Each record below should appear again exactly as written.

— Start Input for this task —

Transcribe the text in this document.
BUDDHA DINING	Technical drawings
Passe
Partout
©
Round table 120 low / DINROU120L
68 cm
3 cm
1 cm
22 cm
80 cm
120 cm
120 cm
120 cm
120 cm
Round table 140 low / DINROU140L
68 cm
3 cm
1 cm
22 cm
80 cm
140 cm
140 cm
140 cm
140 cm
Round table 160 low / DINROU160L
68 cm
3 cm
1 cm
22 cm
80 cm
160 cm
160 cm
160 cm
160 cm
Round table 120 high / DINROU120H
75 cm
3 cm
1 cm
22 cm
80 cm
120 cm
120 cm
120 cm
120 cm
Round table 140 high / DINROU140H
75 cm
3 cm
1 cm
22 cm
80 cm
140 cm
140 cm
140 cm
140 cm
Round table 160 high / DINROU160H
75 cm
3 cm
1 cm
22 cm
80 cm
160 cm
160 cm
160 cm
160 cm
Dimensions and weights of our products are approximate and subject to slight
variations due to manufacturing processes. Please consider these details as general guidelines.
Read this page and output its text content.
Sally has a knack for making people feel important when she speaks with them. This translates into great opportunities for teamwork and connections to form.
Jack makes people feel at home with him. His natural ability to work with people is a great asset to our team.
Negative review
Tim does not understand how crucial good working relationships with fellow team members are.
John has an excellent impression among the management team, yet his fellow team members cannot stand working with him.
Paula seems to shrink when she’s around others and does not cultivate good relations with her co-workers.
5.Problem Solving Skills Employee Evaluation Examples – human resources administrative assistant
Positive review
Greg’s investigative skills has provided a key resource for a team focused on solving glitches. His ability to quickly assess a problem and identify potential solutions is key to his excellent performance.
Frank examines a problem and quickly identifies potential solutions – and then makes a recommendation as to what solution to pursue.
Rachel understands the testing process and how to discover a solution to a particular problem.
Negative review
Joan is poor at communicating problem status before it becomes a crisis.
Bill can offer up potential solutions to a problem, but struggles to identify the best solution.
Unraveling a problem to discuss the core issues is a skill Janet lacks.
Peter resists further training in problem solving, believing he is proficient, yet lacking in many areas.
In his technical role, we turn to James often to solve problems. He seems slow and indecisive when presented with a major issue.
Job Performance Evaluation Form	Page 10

— End Input for this task —

**Problem solution:**
Transcribe the text in this document.
BUDDHA DINING	Technical drawings
Passe
Partout
©
Round table 120 low / DINROU120L
68 cm
3 cm
1 cm
22 cm
80 cm
120 cm
120 cm
120 cm
120 cm
Round table 140 low / DINROU140L
68 cm
3 cm
1 cm
22 cm
80 cm
140 cm
140 cm
140 cm
140 cm
Round table 160 low / DINROU160L
68 cm
3 cm
1 cm
22 cm
80 cm
160 cm
160 cm
160 cm
160 cm
Round table 120 high / DINROU120H
75 cm
3 cm
1 cm
22 cm
80 cm
120 cm
120 cm
120 cm
120 cm
Round table 140 high / DINROU140H
75 cm
3 cm
1 cm
22 cm
80 cm
140 cm
140 cm
140 cm
140 cm
Round table 160 high / DINROU160H
75 cm
3 cm
1 cm
22 cm
80 cm
160 cm
160 cm
160 cm
160 cm
Dimensions and weights of our products are approximate and subject to slight
variations due to manufacturing processes. Please consider these details as general guidelines.
Read this page and output its text content.
Sally has a knack for making people feel important when she speaks with them. This translates into great opportunities for teamwork and connections to form.
Jack makes people feel at home with him. His natural ability to work with people is a great asset to our team.
Negative review
Tim does not understand how crucial good working relationships with fellow team members are.
John has an excellent impression among the management team, yet his fellow team members cannot stand working with him.
Paula seems to shrink when she’s around others and does not cultivate good relations with her co-workers.
5.Problem Solving Skills Employee Evaluation Examples – human resources administrative assistant
Positive review
Greg’s investigative skills has provided a key resource for a team focused on solving glitches. His ability to quickly assess a problem and identify potential solutions is key to his excellent performance.
Frank examines a problem and quickly identifies potential solutions – and then makes a recommendation as to what solution to pursue.
Rachel understands the testing process and how to discover a solution to a particular problem.
Negative review
Joan is poor at communicating problem status before it becomes a crisis.
Bill can offer up potential solutions to a problem, but struggles to identify the best solution.
Unraveling a problem to discuss the core issues is a skill Janet lacks.
Peter resists further training in problem solving, believing he is proficient, yet lacking in many areas.
In his technical role, we turn to James often to solve problems. He seems slow and indecisive when presented with a major issue.
Job Performance Evaluation Form	Page 10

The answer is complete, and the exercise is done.